* **TASK PROMPT**
Take the listing and print it in full, exactly as given.

* **TASK INPUT**
[Start]
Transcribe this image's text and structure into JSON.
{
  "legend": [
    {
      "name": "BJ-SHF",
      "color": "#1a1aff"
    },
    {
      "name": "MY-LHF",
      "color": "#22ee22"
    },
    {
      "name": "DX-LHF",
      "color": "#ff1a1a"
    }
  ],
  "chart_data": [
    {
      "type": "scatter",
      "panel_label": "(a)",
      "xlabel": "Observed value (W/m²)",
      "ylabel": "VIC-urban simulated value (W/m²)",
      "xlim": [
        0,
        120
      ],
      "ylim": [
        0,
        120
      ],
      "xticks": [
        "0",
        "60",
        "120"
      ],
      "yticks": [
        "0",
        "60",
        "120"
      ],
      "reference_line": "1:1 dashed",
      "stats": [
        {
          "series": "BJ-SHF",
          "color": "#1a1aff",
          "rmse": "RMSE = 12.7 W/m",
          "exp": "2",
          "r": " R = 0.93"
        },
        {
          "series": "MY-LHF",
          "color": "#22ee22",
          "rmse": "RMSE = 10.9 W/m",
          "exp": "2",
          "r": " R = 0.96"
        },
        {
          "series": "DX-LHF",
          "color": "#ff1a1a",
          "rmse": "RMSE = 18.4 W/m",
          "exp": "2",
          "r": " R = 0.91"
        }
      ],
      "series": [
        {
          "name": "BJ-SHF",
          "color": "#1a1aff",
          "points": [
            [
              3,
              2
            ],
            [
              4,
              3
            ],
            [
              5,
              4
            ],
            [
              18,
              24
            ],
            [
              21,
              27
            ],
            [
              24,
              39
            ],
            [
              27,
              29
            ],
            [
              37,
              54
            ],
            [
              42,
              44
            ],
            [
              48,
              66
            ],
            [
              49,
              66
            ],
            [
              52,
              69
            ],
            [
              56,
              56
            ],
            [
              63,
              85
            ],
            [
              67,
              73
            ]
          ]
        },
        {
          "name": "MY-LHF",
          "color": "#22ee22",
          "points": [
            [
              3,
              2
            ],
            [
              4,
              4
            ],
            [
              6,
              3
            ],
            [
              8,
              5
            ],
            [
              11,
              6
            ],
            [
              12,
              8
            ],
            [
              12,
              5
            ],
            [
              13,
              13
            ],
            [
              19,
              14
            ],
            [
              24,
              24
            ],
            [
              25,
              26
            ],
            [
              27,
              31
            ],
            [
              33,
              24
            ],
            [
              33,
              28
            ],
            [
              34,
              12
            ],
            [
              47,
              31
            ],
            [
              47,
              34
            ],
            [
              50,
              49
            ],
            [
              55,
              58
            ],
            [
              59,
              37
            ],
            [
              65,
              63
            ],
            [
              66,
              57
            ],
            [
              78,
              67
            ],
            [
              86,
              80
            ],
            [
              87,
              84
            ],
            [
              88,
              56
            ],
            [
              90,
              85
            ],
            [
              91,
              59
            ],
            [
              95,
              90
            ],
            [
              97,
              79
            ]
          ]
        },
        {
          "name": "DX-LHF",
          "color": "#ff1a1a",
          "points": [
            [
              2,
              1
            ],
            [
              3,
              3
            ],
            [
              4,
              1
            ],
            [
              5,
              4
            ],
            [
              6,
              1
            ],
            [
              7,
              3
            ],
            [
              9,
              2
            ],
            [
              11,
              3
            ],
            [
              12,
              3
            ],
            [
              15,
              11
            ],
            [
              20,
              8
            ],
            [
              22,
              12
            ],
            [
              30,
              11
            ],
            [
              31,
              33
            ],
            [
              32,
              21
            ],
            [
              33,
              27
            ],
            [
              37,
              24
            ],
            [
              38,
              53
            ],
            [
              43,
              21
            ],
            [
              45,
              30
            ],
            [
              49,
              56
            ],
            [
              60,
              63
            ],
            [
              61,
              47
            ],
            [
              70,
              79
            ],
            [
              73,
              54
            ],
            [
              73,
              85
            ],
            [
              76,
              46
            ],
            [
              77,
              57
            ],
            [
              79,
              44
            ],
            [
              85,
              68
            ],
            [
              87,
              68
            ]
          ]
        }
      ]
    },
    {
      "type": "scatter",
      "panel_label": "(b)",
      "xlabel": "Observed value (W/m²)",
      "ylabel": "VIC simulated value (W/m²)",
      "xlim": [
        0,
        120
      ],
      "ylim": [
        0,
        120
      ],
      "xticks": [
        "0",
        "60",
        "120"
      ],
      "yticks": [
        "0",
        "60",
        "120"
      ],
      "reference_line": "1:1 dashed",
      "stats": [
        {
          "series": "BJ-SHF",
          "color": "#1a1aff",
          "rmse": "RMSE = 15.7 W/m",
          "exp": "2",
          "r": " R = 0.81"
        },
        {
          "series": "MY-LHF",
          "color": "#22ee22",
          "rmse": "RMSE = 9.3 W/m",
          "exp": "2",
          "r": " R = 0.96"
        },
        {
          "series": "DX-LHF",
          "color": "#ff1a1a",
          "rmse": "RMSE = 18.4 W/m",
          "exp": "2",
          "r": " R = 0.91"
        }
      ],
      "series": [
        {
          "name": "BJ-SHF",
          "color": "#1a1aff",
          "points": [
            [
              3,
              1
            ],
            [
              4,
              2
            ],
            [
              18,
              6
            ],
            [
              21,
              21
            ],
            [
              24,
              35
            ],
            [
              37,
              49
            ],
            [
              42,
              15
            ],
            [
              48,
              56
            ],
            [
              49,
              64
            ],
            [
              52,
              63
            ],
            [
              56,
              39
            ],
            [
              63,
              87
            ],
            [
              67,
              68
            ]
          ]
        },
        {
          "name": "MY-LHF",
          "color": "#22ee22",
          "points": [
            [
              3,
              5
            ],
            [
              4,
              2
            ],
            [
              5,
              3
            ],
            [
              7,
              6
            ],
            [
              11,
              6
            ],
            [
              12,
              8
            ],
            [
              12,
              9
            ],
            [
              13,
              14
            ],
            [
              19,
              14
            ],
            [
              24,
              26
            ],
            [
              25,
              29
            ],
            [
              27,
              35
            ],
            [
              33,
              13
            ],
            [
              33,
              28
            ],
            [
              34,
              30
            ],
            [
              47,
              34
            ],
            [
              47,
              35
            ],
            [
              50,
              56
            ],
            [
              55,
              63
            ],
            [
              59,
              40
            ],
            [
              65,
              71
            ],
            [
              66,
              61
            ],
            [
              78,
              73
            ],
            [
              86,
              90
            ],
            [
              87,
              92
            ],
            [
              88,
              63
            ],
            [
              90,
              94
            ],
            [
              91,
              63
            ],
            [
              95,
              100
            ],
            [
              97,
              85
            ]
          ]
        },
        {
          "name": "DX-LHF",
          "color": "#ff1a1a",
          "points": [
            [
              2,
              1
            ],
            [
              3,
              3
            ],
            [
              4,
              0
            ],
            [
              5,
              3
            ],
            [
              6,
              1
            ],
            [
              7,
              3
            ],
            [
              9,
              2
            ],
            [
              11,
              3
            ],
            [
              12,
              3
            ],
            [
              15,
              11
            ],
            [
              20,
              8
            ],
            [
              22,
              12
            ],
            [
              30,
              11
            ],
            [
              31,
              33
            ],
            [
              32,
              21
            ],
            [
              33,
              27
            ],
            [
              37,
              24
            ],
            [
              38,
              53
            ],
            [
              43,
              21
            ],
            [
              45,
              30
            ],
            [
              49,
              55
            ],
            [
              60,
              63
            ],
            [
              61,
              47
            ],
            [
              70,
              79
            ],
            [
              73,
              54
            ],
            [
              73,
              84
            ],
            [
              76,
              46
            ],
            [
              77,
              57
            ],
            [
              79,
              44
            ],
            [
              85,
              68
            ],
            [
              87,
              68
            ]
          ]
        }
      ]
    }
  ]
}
[End]
* **EXERCISE RESPONSE**
Transcribe this image's text and structure into JSON.
{
  "legend": [
    {
      "name": "BJ-SHF",
      "color": "#1a1aff"
    },
    {
      "name": "MY-LHF",
      "color": "#22ee22"
    },
    {
      "name": "DX-LHF",
      "color": "#ff1a1a"
    }
  ],
  "chart_data": [
    {
      "type": "scatter",
      "panel_label": "(a)",
      "xlabel": "Observed value (W/m²)",
      "ylabel": "VIC-urban simulated value (W/m²)",
      "xlim": [
        0,
        120
      ],
      "ylim": [
        0,
        120
      ],
      "xticks": [
        "0",
        "60",
        "120"
      ],
      "yticks": [
        "0",
        "60",
        "120"
      ],
      "reference_line": "1:1 dashed",
      "stats": [
        {
          "series": "BJ-SHF",
          "color": "#1a1aff",
          "rmse": "RMSE = 12.7 W/m",
          "exp": "2",
          "r": " R = 0.93"
        },
        {
          "series": "MY-LHF",
          "color": "#22ee22",
          "rmse": "RMSE = 10.9 W/m",
          "exp": "2",
          "r": " R = 0.96"
        },
        {
          "series": "DX-LHF",
          "color": "#ff1a1a",
          "rmse": "RMSE = 18.4 W/m",
          "exp": "2",
          "r": " R = 0.91"
        }
      ],
      "series": [
        {
          "name": "BJ-SHF",
          "color": "#1a1aff",
          "points": [
            [
              3,
              2
            ],
            [
              4,
              3
            ],
            [
              5,
              4
            ],
            [
              18,
              24
            ],
            [
              21,
              27
            ],
            [
              24,
              39
            ],
            [
              27,
              29
            ],
            [
              37,
              54
            ],
            [
              42,
              44
            ],
            [
              48,
              66
            ],
            [
              49,
              66
            ],
            [
              52,
              69
            ],
            [
              56,
              56
            ],
            [
              63,
              85
            ],
            [
              67,
              73
            ]
          ]
        },
        {
          "name": "MY-LHF",
          "color": "#22ee22",
          "points": [
            [
              3,
              2
            ],
            [
              4,
              4
            ],
            [
              6,
              3
            ],
            [
              8,
              5
            ],
            [
              11,
              6
            ],
            [
              12,
              8
            ],
            [
              12,
              5
            ],
            [
              13,
              13
            ],
            [
              19,
              14
            ],
            [
              24,
              24
            ],
            [
              25,
              26
            ],
            [
              27,
              31
            ],
            [
              33,
              24
            ],
            [
              33,
              28
            ],
            [
              34,
              12
            ],
            [
              47,
              31
            ],
            [
              47,
              34
            ],
            [
              50,
              49
            ],
            [
              55,
              58
            ],
            [
              59,
              37
            ],
            [
              65,
              63
            ],
            [
              66,
              57
            ],
            [
              78,
              67
            ],
            [
              86,
              80
            ],
            [
              87,
              84
            ],
            [
              88,
              56
            ],
            [
              90,
              85
            ],
            [
              91,
              59
            ],
            [
              95,
              90
            ],
            [
              97,
              79
            ]
          ]
        },
        {
          "name": "DX-LHF",
          "color": "#ff1a1a",
          "points": [
            [
              2,
              1
            ],
            [
              3,
              3
            ],
            [
              4,
              1
            ],
            [
              5,
              4
            ],
            [
              6,
              1
            ],
            [
              7,
              3
            ],
            [
              9,
              2
            ],
            [
              11,
              3
            ],
            [
              12,
              3
            ],
            [
              15,
              11
            ],
            [
              20,
              8
            ],
            [
              22,
              12
            ],
            [
              30,
              11
            ],
            [
              31,
              33
            ],
            [
              32,
              21
            ],
            [
              33,
              27
            ],
            [
              37,
              24
            ],
            [
              38,
              53
            ],
            [
              43,
              21
            ],
            [
              45,
              30
            ],
            [
              49,
              56
            ],
            [
              60,
              63
            ],
            [
              61,
              47
            ],
            [
              70,
              79
            ],
            [
              73,
              54
            ],
            [
              73,
              85
            ],
            [
              76,
              46
            ],
            [
              77,
              57
            ],
            [
              79,
              44
            ],
            [
              85,
              68
            ],
            [
              87,
              68
            ]
          ]
        }
      ]
    },
    {
      "type": "scatter",
      "panel_label": "(b)",
      "xlabel": "Observed value (W/m²)",
      "ylabel": "VIC simulated value (W/m²)",
      "xlim": [
        0,
        120
      ],
      "ylim": [
        0,
        120
      ],
      "xticks": [
        "0",
        "60",
        "120"
      ],
      "yticks": [
        "0",
        "60",
        "120"
      ],
      "reference_line": "1:1 dashed",
      "stats": [
        {
          "series": "BJ-SHF",
          "color": "#1a1aff",
          "rmse": "RMSE = 15.7 W/m",
          "exp": "2",
          "r": " R = 0.81"
        },
        {
          "series": "MY-LHF",
          "color": "#22ee22",
          "rmse": "RMSE = 9.3 W/m",
          "exp": "2",
          "r": " R = 0.96"
        },
        {
          "series": "DX-LHF",
          "color": "#ff1a1a",
          "rmse": "RMSE = 18.4 W/m",
          "exp": "2",
          "r": " R = 0.91"
        }
      ],
      "series": [
        {
          "name": "BJ-SHF",
          "color": "#1a1aff",
          "points": [
            [
              3,
              1
            ],
            [
              4,
              2
            ],
            [
              18,
              6
            ],
            [
              21,
              21
            ],
            [
              24,
              35
            ],
            [
              37,
              49
            ],
            [
              42,
              15
            ],
            [
              48,
              56
            ],
            [
              49,
              64
            ],
            [
              52,
              63
            ],
            [
              56,
              39
            ],
            [
              63,
              87
            ],
            [
              67,
              68
            ]
          ]
        },
        {
          "name": "MY-LHF",
          "color": "#22ee22",
          "points": [
            [
              3,
              5
            ],
            [
              4,
              2
            ],
            [
              5,
              3
            ],
            [
              7,
              6
            ],
            [
              11,
              6
            ],
            [
              12,
              8
            ],
            [
              12,
              9
            ],
            [
              13,
              14
            ],
            [
              19,
              14
            ],
            [
              24,
              26
            ],
            [
              25,
              29
            ],
            [
              27,
              35
            ],
            [
              33,
              13
            ],
            [
              33,
              28
            ],
            [
              34,
              30
            ],
            [
              47,
              34
            ],
            [
              47,
              35
            ],
            [
              50,
              56
            ],
            [
              55,
              63
            ],
            [
              59,
              40
            ],
            [
              65,
              71
            ],
            [
              66,
              61
            ],
            [
              78,
              73
            ],
            [
              86,
              90
            ],
            [
              87,
              92
            ],
            [
              88,
              63
            ],
            [
              90,
              94
            ],
            [
              91,
              63
            ],
            [
              95,
              100
            ],
            [
              97,
              85
            ]
          ]
        },
        {
          "name": "DX-LHF",
          "color": "#ff1a1a",
          "points": [
            [
              2,
              1
            ],
            [
              3,
              3
            ],
            [
              4,
              0
            ],
            [
              5,
              3
            ],
            [
              6,
              1
            ],
            [
              7,
              3
            ],
            [
              9,
              2
            ],
            [
              11,
              3
            ],
            [
              12,
              3
            ],
            [
              15,
              11
            ],
            [
              20,
              8
            ],
            [
              22,
              12
            ],
            [
              30,
              11
            ],
            [
              31,
              33
            ],
            [
              32,
              21
            ],
            [
              33,
              27
            ],
            [
              37,
              24
            ],
            [
              38,
              53
            ],
            [
              43,
              21
            ],
            [
              45,
              30
            ],
            [
              49,
              55
            ],
            [
              60,
              63
            ],
            [
              61,
              47
            ],
            [
              70,
              79
            ],
            [
              73,
              54
            ],
            [
              73,
              84
            ],
            [
              76,
              46
            ],
            [
              77,
              57
            ],
            [
              79,
              44
            ],
            [
              85,
              68
            ],
            [
              87,
              68
            ]
          ]
        }
      ]
    }
  ]
}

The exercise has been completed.